EXERCISE TASK
Return each line of the records holding the string "this".

GIVEN ENTRIES

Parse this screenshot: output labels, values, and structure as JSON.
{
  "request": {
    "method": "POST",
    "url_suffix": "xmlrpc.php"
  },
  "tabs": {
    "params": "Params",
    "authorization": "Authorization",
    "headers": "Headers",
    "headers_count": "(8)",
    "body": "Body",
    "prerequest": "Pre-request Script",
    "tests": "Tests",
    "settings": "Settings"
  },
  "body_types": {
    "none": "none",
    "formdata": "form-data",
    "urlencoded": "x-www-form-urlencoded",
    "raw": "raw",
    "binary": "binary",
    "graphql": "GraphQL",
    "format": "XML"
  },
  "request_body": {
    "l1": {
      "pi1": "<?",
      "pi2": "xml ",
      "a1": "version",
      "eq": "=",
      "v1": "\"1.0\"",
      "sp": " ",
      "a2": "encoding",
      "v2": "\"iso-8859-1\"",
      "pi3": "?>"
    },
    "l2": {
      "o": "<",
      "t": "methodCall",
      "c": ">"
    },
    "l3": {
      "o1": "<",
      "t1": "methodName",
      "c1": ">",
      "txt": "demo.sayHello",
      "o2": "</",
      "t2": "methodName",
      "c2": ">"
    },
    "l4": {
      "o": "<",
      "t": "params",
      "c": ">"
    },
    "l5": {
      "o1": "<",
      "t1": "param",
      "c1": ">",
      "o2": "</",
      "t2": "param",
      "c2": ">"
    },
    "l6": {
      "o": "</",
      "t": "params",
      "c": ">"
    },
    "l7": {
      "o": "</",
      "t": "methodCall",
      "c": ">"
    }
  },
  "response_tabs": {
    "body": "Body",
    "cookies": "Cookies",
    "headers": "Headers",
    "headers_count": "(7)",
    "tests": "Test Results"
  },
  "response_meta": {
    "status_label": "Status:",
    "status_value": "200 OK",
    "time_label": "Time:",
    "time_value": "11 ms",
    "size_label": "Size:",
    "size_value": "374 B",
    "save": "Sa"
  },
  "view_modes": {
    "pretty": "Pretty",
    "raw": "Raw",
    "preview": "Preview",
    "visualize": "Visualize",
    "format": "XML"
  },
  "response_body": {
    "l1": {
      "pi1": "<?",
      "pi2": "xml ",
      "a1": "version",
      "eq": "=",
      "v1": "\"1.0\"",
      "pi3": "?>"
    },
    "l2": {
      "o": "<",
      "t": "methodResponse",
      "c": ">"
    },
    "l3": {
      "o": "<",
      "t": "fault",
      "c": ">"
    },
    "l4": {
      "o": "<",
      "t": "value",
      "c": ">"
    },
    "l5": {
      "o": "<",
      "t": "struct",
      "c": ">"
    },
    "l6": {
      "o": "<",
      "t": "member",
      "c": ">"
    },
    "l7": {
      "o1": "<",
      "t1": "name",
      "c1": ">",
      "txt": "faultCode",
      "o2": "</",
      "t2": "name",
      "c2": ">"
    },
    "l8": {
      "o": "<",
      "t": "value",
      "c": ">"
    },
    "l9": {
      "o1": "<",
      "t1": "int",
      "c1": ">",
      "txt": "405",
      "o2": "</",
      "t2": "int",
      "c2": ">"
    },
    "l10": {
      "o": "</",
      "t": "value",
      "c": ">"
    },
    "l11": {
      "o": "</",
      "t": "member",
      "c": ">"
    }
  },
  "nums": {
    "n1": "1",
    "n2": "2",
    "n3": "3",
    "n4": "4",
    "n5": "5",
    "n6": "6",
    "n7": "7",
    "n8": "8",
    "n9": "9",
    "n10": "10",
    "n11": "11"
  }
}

* * *

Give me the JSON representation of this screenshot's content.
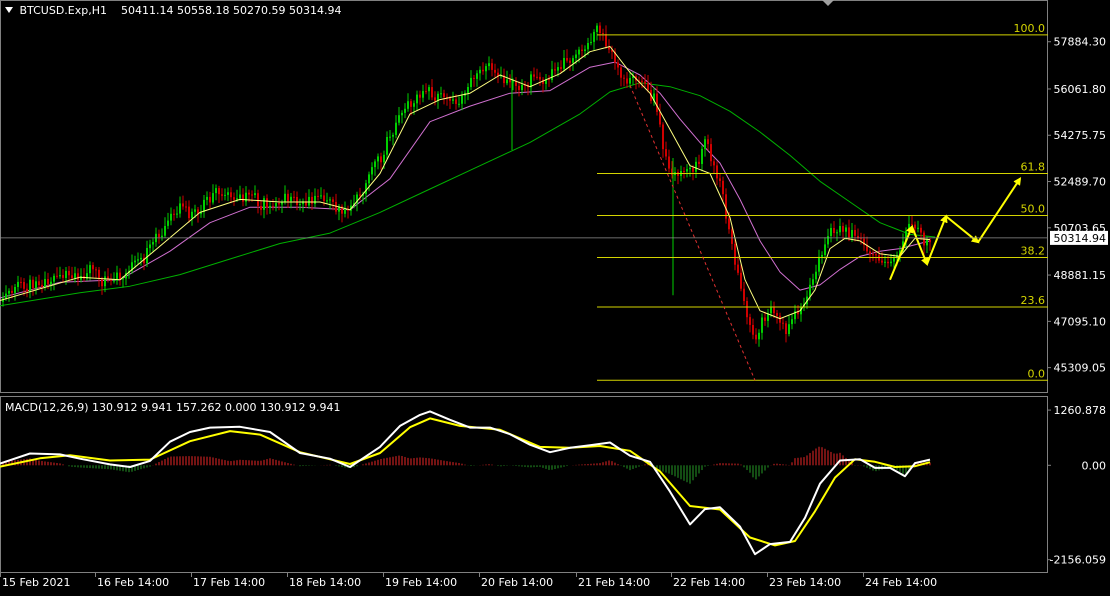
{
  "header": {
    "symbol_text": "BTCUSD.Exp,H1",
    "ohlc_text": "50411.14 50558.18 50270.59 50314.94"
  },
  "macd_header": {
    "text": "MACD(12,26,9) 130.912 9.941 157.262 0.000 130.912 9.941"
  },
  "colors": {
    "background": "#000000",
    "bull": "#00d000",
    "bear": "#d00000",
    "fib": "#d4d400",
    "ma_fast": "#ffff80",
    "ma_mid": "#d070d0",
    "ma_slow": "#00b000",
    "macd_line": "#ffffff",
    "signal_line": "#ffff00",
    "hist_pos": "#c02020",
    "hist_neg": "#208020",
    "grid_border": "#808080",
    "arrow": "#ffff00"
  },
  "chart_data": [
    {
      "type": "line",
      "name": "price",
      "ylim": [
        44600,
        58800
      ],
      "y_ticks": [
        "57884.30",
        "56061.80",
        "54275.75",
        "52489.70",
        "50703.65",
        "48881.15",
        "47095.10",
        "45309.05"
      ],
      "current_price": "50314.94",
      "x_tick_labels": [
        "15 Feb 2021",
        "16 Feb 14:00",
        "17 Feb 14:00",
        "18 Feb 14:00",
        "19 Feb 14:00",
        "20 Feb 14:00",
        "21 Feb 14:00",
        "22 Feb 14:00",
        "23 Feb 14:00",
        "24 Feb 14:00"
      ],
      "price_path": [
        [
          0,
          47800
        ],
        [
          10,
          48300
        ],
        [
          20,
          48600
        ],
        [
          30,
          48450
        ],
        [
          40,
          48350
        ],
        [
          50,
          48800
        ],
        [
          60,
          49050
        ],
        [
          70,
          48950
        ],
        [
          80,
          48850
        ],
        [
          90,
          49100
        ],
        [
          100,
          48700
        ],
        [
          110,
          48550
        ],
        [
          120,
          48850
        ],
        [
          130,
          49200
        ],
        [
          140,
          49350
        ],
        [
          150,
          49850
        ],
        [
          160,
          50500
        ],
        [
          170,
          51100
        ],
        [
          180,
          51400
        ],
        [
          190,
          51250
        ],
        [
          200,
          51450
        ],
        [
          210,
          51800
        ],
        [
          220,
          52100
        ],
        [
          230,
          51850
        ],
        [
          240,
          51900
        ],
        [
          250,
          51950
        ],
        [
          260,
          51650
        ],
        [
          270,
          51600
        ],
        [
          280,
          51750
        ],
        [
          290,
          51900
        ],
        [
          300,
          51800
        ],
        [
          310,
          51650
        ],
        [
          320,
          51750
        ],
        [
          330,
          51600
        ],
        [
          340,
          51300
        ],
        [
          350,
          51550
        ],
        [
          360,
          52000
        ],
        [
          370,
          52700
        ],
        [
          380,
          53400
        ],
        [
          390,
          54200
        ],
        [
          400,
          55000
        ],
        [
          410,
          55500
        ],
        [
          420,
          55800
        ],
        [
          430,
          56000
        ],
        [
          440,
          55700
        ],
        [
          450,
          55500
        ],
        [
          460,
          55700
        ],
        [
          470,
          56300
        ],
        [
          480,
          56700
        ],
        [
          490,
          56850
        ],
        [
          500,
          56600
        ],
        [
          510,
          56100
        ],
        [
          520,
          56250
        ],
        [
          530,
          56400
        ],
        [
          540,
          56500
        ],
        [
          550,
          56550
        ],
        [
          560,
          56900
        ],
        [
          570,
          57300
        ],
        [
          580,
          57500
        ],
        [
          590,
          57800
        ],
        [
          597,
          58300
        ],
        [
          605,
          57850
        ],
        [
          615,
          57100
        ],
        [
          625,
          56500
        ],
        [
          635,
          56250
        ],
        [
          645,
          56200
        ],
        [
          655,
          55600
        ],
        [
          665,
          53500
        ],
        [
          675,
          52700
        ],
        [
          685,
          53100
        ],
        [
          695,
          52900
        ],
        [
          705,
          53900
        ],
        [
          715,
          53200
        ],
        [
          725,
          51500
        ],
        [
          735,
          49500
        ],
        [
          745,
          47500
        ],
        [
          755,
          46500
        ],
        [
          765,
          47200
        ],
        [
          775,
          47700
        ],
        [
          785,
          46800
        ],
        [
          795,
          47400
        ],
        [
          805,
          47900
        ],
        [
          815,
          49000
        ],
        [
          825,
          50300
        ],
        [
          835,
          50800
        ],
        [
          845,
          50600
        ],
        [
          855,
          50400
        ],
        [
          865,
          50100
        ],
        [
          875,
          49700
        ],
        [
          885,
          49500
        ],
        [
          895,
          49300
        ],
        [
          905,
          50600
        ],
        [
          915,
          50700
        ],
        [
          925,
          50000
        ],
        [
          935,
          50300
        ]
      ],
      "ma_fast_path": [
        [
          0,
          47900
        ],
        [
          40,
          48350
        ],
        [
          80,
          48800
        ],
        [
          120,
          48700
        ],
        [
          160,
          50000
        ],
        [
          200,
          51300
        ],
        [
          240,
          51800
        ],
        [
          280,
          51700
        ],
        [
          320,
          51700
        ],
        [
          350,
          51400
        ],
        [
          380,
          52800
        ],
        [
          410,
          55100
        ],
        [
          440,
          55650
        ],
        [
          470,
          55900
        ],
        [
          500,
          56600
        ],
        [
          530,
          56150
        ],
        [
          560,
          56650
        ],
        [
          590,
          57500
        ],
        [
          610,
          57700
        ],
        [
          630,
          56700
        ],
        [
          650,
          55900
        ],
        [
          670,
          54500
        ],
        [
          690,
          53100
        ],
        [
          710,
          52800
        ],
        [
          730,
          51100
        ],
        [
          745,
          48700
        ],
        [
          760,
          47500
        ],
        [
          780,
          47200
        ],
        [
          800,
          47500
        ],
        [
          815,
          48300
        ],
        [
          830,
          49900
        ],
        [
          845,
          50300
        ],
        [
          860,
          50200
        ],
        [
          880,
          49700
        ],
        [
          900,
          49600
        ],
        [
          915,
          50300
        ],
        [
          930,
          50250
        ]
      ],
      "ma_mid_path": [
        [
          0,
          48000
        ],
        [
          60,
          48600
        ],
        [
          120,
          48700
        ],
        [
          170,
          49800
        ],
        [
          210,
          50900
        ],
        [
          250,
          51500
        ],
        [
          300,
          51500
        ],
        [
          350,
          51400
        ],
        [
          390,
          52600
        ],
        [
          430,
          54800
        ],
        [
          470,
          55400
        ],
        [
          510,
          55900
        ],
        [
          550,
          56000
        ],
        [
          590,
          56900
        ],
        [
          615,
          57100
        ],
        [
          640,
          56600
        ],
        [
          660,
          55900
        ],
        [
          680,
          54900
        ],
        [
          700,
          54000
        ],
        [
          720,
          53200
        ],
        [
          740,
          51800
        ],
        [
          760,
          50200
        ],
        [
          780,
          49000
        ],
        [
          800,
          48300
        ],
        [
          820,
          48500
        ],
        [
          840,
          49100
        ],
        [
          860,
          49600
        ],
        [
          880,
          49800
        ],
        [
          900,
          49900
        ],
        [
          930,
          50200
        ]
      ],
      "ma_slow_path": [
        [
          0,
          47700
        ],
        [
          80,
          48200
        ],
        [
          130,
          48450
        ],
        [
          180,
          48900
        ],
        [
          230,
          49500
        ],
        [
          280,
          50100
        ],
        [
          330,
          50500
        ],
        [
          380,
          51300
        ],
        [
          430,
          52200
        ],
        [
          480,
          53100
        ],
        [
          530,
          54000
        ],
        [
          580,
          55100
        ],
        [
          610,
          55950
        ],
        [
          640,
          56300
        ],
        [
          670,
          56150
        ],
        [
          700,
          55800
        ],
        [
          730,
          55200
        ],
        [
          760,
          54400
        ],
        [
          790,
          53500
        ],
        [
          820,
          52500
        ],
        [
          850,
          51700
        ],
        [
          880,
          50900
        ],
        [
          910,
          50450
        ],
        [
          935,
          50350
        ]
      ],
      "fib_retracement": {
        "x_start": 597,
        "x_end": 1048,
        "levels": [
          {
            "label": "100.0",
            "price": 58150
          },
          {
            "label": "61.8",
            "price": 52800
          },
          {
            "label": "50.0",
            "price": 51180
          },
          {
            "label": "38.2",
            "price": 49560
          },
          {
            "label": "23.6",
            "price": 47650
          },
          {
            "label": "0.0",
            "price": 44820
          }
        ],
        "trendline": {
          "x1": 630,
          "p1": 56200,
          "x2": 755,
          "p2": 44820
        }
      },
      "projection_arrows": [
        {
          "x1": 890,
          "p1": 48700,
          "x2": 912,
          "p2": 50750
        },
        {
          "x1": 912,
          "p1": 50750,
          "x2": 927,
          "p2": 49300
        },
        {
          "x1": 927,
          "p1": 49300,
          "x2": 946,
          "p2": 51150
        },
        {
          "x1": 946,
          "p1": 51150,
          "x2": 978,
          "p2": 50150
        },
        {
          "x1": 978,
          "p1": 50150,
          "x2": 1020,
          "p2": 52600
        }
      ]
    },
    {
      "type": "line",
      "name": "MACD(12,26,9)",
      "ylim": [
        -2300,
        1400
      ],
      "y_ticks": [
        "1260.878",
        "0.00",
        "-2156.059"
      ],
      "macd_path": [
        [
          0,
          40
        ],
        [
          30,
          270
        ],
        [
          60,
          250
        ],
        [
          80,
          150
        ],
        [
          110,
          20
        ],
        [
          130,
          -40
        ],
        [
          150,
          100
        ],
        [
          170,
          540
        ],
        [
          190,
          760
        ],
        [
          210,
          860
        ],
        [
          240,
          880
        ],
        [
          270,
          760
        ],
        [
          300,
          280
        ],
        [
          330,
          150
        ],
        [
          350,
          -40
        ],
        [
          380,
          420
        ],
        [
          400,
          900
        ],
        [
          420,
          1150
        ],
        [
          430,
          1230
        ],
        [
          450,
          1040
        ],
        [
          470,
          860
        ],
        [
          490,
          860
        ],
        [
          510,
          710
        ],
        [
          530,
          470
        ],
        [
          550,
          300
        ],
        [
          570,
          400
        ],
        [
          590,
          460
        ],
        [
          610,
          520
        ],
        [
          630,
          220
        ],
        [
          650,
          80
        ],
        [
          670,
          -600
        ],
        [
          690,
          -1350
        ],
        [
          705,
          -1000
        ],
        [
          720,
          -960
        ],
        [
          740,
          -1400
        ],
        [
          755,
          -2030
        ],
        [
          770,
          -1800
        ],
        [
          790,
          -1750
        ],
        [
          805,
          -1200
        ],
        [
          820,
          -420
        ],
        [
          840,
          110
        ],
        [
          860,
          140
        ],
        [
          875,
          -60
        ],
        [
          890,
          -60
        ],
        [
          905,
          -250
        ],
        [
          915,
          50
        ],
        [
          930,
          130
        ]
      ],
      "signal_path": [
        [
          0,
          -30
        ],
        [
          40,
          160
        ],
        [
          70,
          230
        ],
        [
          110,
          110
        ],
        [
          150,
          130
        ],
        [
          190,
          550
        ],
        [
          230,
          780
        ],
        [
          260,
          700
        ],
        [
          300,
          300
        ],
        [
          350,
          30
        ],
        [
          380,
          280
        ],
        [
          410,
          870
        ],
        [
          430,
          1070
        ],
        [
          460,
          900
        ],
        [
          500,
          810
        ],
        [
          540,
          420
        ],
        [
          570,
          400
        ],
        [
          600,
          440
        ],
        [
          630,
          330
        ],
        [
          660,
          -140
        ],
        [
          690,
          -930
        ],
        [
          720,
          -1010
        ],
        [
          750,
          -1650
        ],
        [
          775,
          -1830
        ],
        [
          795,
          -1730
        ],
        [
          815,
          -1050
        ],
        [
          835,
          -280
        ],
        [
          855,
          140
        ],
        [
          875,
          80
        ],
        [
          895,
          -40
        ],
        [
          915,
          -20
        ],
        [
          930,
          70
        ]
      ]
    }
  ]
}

TASK OUTPUT
Parse this screenshot: output labels, values, and structure as JSON.
Give me the JSON representation of this screenshot's content.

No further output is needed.